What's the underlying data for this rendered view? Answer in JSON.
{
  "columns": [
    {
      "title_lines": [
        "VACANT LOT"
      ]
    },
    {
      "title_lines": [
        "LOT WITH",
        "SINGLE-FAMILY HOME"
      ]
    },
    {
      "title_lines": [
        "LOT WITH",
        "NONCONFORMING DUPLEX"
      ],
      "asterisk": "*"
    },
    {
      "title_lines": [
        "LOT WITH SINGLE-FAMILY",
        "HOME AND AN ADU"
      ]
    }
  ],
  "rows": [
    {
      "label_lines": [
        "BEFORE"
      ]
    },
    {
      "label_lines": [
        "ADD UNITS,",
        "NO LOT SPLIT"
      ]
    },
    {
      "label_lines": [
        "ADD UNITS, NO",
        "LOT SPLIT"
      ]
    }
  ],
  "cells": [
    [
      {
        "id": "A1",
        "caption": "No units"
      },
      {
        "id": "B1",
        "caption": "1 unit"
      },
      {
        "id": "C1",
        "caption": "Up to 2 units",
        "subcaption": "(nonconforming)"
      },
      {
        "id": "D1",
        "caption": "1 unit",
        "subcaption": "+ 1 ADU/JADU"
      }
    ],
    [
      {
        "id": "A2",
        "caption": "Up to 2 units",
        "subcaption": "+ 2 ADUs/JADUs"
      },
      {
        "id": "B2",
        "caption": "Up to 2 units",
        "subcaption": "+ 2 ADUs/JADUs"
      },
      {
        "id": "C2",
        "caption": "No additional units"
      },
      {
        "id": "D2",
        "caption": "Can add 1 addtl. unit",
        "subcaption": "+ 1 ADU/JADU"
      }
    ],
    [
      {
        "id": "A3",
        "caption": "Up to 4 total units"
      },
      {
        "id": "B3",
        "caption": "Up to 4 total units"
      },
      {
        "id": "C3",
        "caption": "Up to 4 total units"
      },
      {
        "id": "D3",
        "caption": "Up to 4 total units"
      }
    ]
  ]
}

## Exercise details:
Output the records verbatim, from the first line to the last.

## Written response:
What's the underlying data for this rendered view? Answer in JSON.
{
  "columns": [
    {
      "title_lines": [
        "VACANT LOT"
      ]
    },
    {
      "title_lines": [
        "LOT WITH",
        "SINGLE-FAMILY HOME"
      ]
    },
    {
      "title_lines": [
        "LOT WITH",
        "NONCONFORMING DUPLEX"
      ],
      "asterisk": "*"
    },
    {
      "title_lines": [
        "LOT WITH SINGLE-FAMILY",
        "HOME AND AN ADU"
      ]
    }
  ],
  "rows": [
    {
      "label_lines": [
        "BEFORE"
      ]
    },
    {
      "label_lines": [
        "ADD UNITS,",
        "NO LOT SPLIT"
      ]
    },
    {
      "label_lines": [
        "ADD UNITS, NO",
        "LOT SPLIT"
      ]
    }
  ],
  "cells": [
    [
      {
        "id": "A1",
        "caption": "No units"
      },
      {
        "id": "B1",
        "caption": "1 unit"
      },
      {
        "id": "C1",
        "caption": "Up to 2 units",
        "subcaption": "(nonconforming)"
      },
      {
        "id": "D1",
        "caption": "1 unit",
        "subcaption": "+ 1 ADU/JADU"
      }
    ],
    [
      {
        "id": "A2",
        "caption": "Up to 2 units",
        "subcaption": "+ 2 ADUs/JADUs"
      },
      {
        "id": "B2",
        "caption": "Up to 2 units",
        "subcaption": "+ 2 ADUs/JADUs"
      },
      {
        "id": "C2",
        "caption": "No additional units"
      },
      {
        "id": "D2",
        "caption": "Can add 1 addtl. unit",
        "subcaption": "+ 1 ADU/JADU"
      }
    ],
    [
      {
        "id": "A3",
        "caption": "Up to 4 total units"
      },
      {
        "id": "B3",
        "caption": "Up to 4 total units"
      },
      {
        "id": "C3",
        "caption": "Up to 4 total units"
      },
      {
        "id": "D3",
        "caption": "Up to 4 total units"
      }
    ]
  ]
}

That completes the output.